## START

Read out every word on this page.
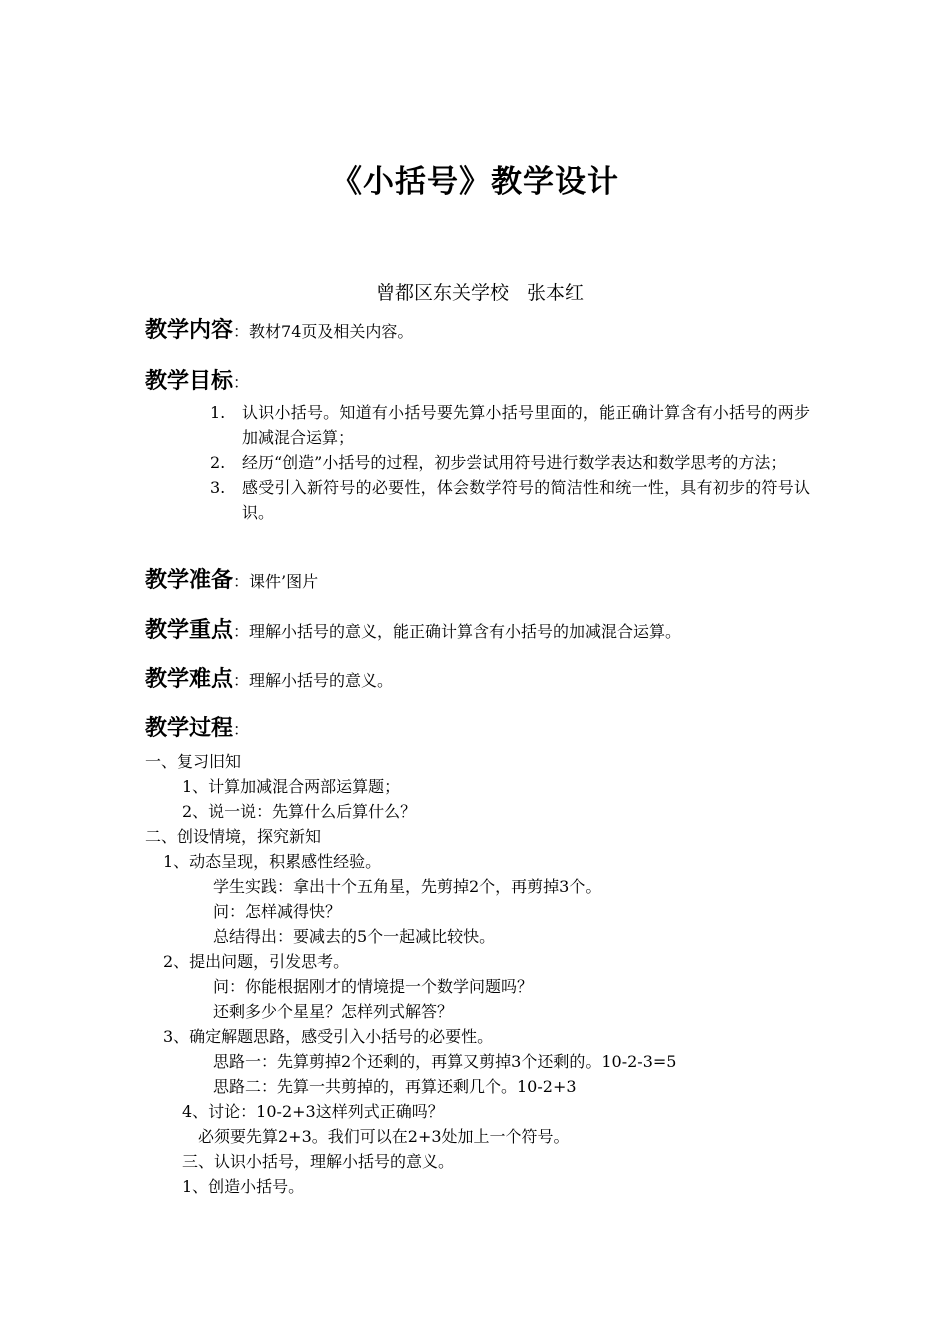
《小括号》教学设计
曾都区东关学校   张本红
教学内容：教材74页及相关内容。
教学目标：
1. 认识小括号。知道有小括号要先算小括号里面的，能正确计算含有小括号的两步加减混合运算；
2. 经历“创造”小括号的过程，初步尝试用符号进行数学表达和数学思考的方法；
3. 感受引入新符号的必要性，体会数学符号的简洁性和统一性，具有初步的符号认识。
教学准备：课件’图片
教学重点：理解小括号的意义，能正确计算含有小括号的加减混合运算。
教学难点：理解小括号的意义。
教学过程：
一、复习旧知
1、计算加减混合两部运算题；
2、说一说：先算什么后算什么？
二、创设情境，探究新知
1、动态呈现，积累感性经验。
学生实践：拿出十个五角星，先剪掉2个，再剪掉3个。
问：怎样减得快？
总结得出：要减去的5个一起减比较快。
2、提出问题，引发思考。
问：你能根据刚才的情境提一个数学问题吗？
还剩多少个星星？怎样列式解答？
3、确定解题思路，感受引入小括号的必要性。
思路一：先算剪掉2个还剩的，再算又剪掉3个还剩的。10-2-3=5
思路二：先算一共剪掉的，再算还剩几个。10-2+3
4、讨论：10-2+3这样列式正确吗？
必须要先算2+3。我们可以在2+3处加上一个符号。
三、认识小括号，理解小括号的意义。
1、创造小括号。
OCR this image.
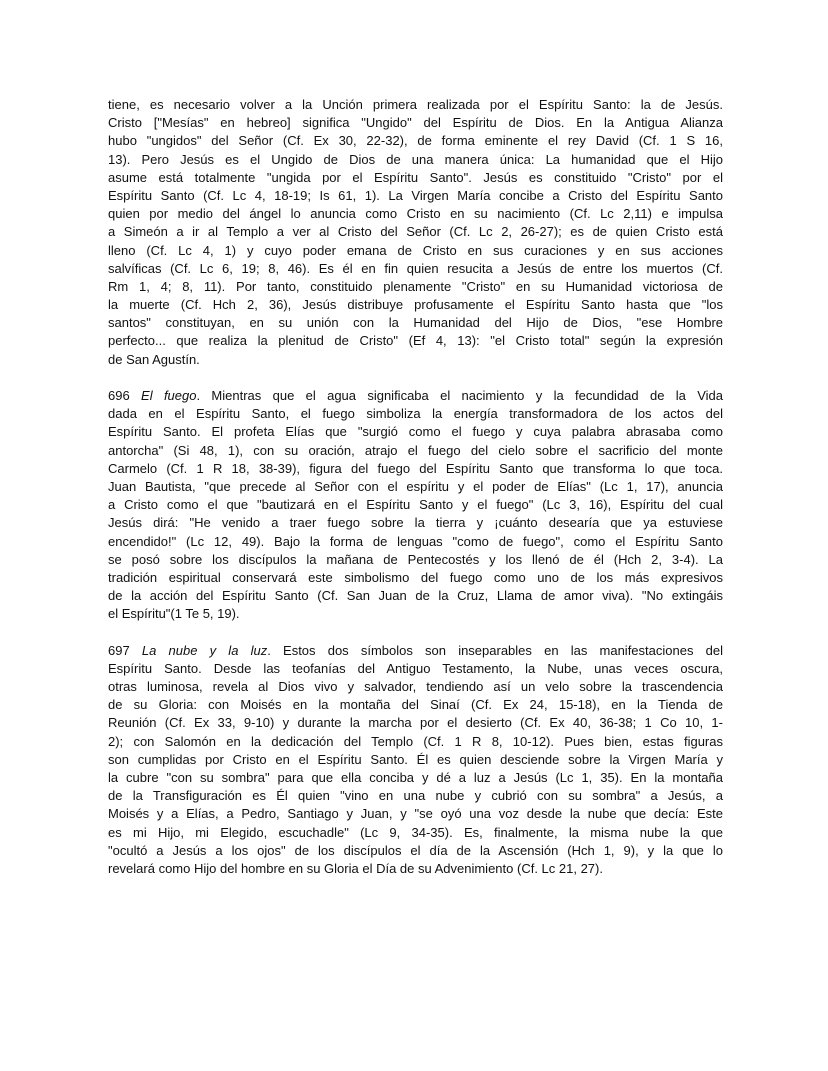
tiene, es necesario volver a la Unción primera realizada por el Espíritu Santo: la de Jesús.
Cristo ["Mesías" en hebreo] significa "Ungido" del Espíritu de Dios. En la Antigua Alianza
hubo "ungidos" del Señor (Cf. Ex 30, 22-32), de forma eminente el rey David (Cf. 1 S 16,
13). Pero Jesús es el Ungido de Dios de una manera única: La humanidad que el Hijo
asume está totalmente "ungida por el Espíritu Santo". Jesús es constituido "Cristo" por el
Espíritu Santo (Cf. Lc 4, 18-19; Is 61, 1). La Virgen María concibe a Cristo del Espíritu Santo
quien por medio del ángel lo anuncia como Cristo en su nacimiento (Cf. Lc 2,11) e impulsa
a Simeón a ir al Templo a ver al Cristo del Señor (Cf. Lc 2, 26-27); es de quien Cristo está
lleno (Cf. Lc 4, 1) y cuyo poder emana de Cristo en sus curaciones y en sus acciones
salvíficas (Cf. Lc 6, 19; 8, 46). Es él en fin quien resucita a Jesús de entre los muertos (Cf.
Rm 1, 4; 8, 11). Por tanto, constituido plenamente "Cristo" en su Humanidad victoriosa de
la muerte (Cf. Hch 2, 36), Jesús distribuye profusamente el Espíritu Santo hasta que "los
santos" constituyan, en su unión con la Humanidad del Hijo de Dios, "ese Hombre
perfecto... que realiza la plenitud de Cristo" (Ef 4, 13): "el Cristo total" según la expresión
de San Agustín.
696 El fuego. Mientras que el agua significaba el nacimiento y la fecundidad de la Vida
dada en el Espíritu Santo, el fuego simboliza la energía transformadora de los actos del
Espíritu Santo. El profeta Elías que "surgió como el fuego y cuya palabra abrasaba como
antorcha" (Si 48, 1), con su oración, atrajo el fuego del cielo sobre el sacrificio del monte
Carmelo (Cf. 1 R 18, 38-39), figura del fuego del Espíritu Santo que transforma lo que toca.
Juan Bautista, "que precede al Señor con el espíritu y el poder de Elías" (Lc 1, 17), anuncia
a Cristo como el que "bautizará en el Espíritu Santo y el fuego" (Lc 3, 16), Espíritu del cual
Jesús dirá: "He venido a traer fuego sobre la tierra y ¡cuánto desearía que ya estuviese
encendido!" (Lc 12, 49). Bajo la forma de lenguas "como de fuego", como el Espíritu Santo
se posó sobre los discípulos la mañana de Pentecostés y los llenó de él (Hch 2, 3-4). La
tradición espiritual conservará este simbolismo del fuego como uno de los más expresivos
de la acción del Espíritu Santo (Cf. San Juan de la Cruz, Llama de amor viva). "No extingáis
el Espíritu"(1 Te 5, 19).
697 La nube y la luz. Estos dos símbolos son inseparables en las manifestaciones del
Espíritu Santo. Desde las teofanías del Antiguo Testamento, la Nube, unas veces oscura,
otras luminosa, revela al Dios vivo y salvador, tendiendo así un velo sobre la trascendencia
de su Gloria: con Moisés en la montaña del Sinaí (Cf. Ex 24, 15-18), en la Tienda de
Reunión (Cf. Ex 33, 9-10) y durante la marcha por el desierto (Cf. Ex 40, 36-38; 1 Co 10, 1-
2); con Salomón en la dedicación del Templo (Cf. 1 R 8, 10-12). Pues bien, estas figuras
son cumplidas por Cristo en el Espíritu Santo. Él es quien desciende sobre la Virgen María y
la cubre "con su sombra" para que ella conciba y dé a luz a Jesús (Lc 1, 35). En la montaña
de la Transfiguración es Él quien "vino en una nube y cubrió con su sombra" a Jesús, a
Moisés y a Elías, a Pedro, Santiago y Juan, y "se oyó una voz desde la nube que decía: Este
es mi Hijo, mi Elegido, escuchadle" (Lc 9, 34-35). Es, finalmente, la misma nube la que
"ocultó a Jesús a los ojos" de los discípulos el día de la Ascensión (Hch 1, 9), y la que lo
revelará como Hijo del hombre en su Gloria el Día de su Advenimiento (Cf. Lc 21, 27).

## END

◆ What needs to be done: Each line in the data that holds the string "montaña" should be found and copied.

◆ Response to this exercise:
de su Gloria: con Moisés en la montaña del Sinaí (Cf. Ex 24, 15-18), en la Tienda de
la cubre "con su sombra" para que ella conciba y dé a luz a Jesús (Lc 1, 35). En la montaña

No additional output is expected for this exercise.